**DATA IN THIS EXERCISE**
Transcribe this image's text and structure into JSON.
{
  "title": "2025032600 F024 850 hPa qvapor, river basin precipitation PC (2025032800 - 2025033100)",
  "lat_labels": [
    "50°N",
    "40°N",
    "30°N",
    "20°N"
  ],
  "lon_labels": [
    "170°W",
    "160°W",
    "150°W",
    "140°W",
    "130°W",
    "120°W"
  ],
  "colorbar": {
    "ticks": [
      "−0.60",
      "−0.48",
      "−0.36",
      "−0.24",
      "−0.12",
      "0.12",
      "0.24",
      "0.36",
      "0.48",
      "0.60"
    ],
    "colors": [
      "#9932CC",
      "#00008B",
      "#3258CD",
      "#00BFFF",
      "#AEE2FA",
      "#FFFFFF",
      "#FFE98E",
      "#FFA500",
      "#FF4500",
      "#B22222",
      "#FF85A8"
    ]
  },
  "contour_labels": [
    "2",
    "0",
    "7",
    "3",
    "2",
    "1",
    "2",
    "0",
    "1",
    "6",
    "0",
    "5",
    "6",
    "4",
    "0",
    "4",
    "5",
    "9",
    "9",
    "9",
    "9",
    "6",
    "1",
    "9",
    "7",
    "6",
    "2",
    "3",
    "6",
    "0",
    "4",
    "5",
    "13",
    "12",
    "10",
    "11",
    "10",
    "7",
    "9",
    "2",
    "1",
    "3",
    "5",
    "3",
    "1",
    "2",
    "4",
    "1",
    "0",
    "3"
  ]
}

**EXERCISE DESCRIPTION**
Word for word, quote all of the data above.

**SOLUTION**
Transcribe this image's text and structure into JSON.
{
  "title": "2025032600 F024 850 hPa qvapor, river basin precipitation PC (2025032800 - 2025033100)",
  "lat_labels": [
    "50°N",
    "40°N",
    "30°N",
    "20°N"
  ],
  "lon_labels": [
    "170°W",
    "160°W",
    "150°W",
    "140°W",
    "130°W",
    "120°W"
  ],
  "colorbar": {
    "ticks": [
      "−0.60",
      "−0.48",
      "−0.36",
      "−0.24",
      "−0.12",
      "0.12",
      "0.24",
      "0.36",
      "0.48",
      "0.60"
    ],
    "colors": [
      "#9932CC",
      "#00008B",
      "#3258CD",
      "#00BFFF",
      "#AEE2FA",
      "#FFFFFF",
      "#FFE98E",
      "#FFA500",
      "#FF4500",
      "#B22222",
      "#FF85A8"
    ]
  },
  "contour_labels": [
    "2",
    "0",
    "7",
    "3",
    "2",
    "1",
    "2",
    "0",
    "1",
    "6",
    "0",
    "5",
    "6",
    "4",
    "0",
    "4",
    "5",
    "9",
    "9",
    "9",
    "9",
    "6",
    "1",
    "9",
    "7",
    "6",
    "2",
    "3",
    "6",
    "0",
    "4",
    "5",
    "13",
    "12",
    "10",
    "11",
    "10",
    "7",
    "9",
    "2",
    "1",
    "3",
    "5",
    "3",
    "1",
    "2",
    "4",
    "1",
    "0",
    "3"
  ]
}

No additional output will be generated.